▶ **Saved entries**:
___
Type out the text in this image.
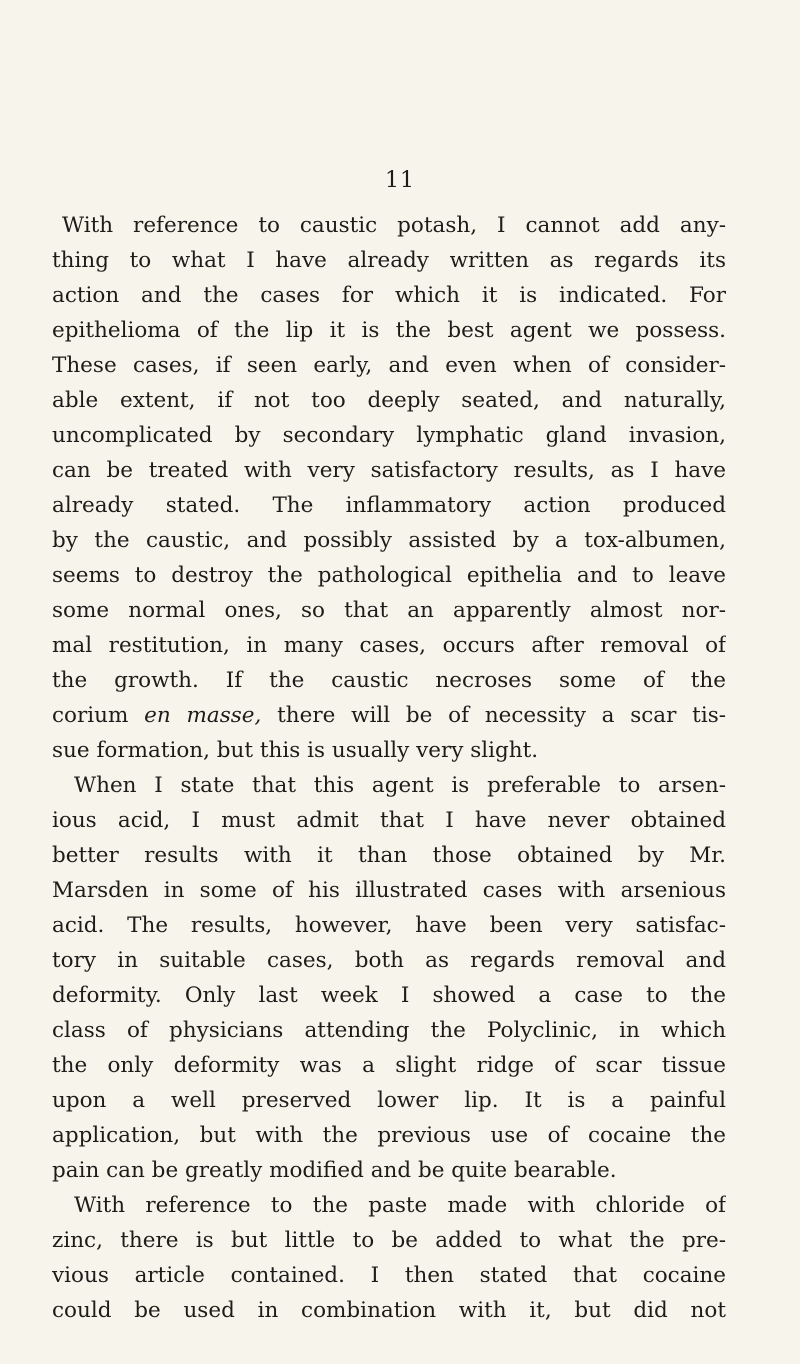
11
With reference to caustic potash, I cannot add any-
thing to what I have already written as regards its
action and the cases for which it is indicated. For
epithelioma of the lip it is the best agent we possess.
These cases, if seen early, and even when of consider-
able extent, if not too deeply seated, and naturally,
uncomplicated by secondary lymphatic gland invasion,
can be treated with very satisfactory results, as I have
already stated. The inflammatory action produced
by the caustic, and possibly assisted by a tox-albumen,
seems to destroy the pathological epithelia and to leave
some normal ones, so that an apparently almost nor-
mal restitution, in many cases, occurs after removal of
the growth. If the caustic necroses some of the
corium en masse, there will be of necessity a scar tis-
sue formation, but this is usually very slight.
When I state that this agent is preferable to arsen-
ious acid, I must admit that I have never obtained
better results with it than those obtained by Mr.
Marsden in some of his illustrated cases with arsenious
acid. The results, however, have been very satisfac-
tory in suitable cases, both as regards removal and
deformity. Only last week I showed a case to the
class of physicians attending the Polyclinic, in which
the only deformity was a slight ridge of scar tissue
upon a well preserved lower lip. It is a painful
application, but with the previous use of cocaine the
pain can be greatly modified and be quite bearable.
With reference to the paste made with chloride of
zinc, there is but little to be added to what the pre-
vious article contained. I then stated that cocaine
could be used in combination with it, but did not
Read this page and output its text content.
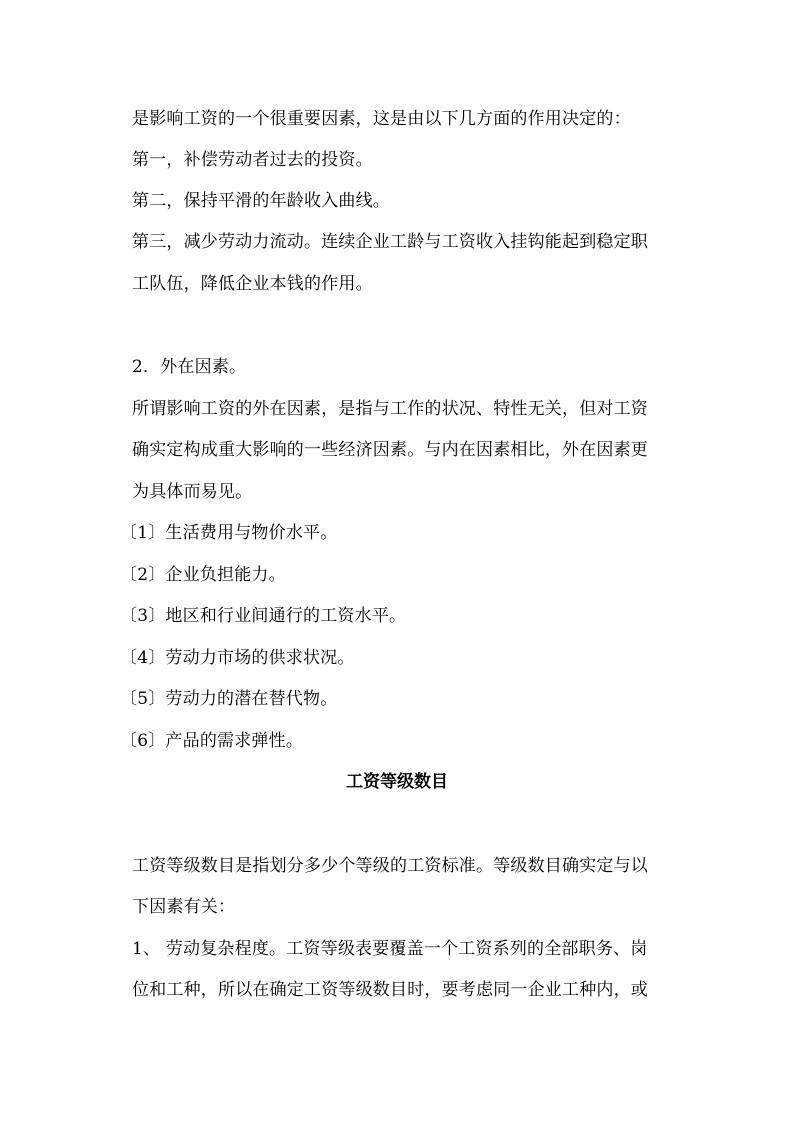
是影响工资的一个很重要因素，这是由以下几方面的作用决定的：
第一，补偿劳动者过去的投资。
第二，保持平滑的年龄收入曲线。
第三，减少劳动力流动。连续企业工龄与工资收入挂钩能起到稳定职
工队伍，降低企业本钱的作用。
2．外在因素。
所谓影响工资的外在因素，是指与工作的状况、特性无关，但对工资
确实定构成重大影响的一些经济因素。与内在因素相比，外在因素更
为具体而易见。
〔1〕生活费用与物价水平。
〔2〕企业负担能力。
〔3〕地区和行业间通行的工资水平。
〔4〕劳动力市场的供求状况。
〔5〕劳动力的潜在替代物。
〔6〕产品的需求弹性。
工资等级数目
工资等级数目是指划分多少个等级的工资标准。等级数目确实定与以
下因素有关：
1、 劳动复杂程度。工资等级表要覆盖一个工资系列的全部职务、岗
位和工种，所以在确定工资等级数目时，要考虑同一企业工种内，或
___
▶ **REQUEST**: Identify the lines of the data that contain the word "some". Copy each of them.

▶ **FULL OUTPUT**:
some normal ones, so that an apparently almost nor-
the growth. If the caustic necroses some of the
Marsden in some of his illustrated cases with arsenious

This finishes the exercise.